Please give the listing again in its entirety, exactly as written.

## Begin

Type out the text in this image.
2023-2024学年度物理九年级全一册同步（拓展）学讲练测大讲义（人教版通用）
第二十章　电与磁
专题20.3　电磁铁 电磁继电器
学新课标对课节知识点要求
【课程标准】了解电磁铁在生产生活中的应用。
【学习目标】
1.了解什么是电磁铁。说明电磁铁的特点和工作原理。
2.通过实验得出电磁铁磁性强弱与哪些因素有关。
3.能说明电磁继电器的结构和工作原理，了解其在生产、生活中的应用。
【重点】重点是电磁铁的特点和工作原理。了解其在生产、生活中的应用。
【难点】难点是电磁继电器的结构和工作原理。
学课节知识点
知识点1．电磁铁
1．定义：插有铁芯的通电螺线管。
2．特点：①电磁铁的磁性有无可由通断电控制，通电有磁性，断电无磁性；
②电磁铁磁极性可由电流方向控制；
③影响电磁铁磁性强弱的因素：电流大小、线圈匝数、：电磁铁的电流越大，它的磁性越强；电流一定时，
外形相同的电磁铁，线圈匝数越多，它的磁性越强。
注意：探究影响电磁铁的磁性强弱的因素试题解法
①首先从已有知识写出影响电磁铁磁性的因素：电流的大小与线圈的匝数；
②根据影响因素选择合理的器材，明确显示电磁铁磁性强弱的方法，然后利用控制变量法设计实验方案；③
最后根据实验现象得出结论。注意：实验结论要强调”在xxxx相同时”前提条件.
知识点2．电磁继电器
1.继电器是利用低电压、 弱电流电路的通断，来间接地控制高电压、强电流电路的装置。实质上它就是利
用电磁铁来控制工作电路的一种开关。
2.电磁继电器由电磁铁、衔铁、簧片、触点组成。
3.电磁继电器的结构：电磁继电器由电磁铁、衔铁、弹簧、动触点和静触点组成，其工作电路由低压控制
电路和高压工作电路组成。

## End

Answer for the task
Type out the text in this image.
2023-2024学年度物理九年级全一册同步（拓展）学讲练测大讲义（人教版通用）
第二十章　电与磁
专题20.3　电磁铁 电磁继电器
学新课标对课节知识点要求
【课程标准】了解电磁铁在生产生活中的应用。
【学习目标】
1.了解什么是电磁铁。说明电磁铁的特点和工作原理。
2.通过实验得出电磁铁磁性强弱与哪些因素有关。
3.能说明电磁继电器的结构和工作原理，了解其在生产、生活中的应用。
【重点】重点是电磁铁的特点和工作原理。了解其在生产、生活中的应用。
【难点】难点是电磁继电器的结构和工作原理。
学课节知识点
知识点1．电磁铁
1．定义：插有铁芯的通电螺线管。
2．特点：①电磁铁的磁性有无可由通断电控制，通电有磁性，断电无磁性；
②电磁铁磁极性可由电流方向控制；
③影响电磁铁磁性强弱的因素：电流大小、线圈匝数、：电磁铁的电流越大，它的磁性越强；电流一定时，
外形相同的电磁铁，线圈匝数越多，它的磁性越强。
注意：探究影响电磁铁的磁性强弱的因素试题解法
①首先从已有知识写出影响电磁铁磁性的因素：电流的大小与线圈的匝数；
②根据影响因素选择合理的器材，明确显示电磁铁磁性强弱的方法，然后利用控制变量法设计实验方案；③
最后根据实验现象得出结论。注意：实验结论要强调”在xxxx相同时”前提条件.
知识点2．电磁继电器
1.继电器是利用低电压、 弱电流电路的通断，来间接地控制高电压、强电流电路的装置。实质上它就是利
用电磁铁来控制工作电路的一种开关。
2.电磁继电器由电磁铁、衔铁、簧片、触点组成。
3.电磁继电器的结构：电磁继电器由电磁铁、衔铁、弹簧、动触点和静触点组成，其工作电路由低压控制
电路和高压工作电路组成。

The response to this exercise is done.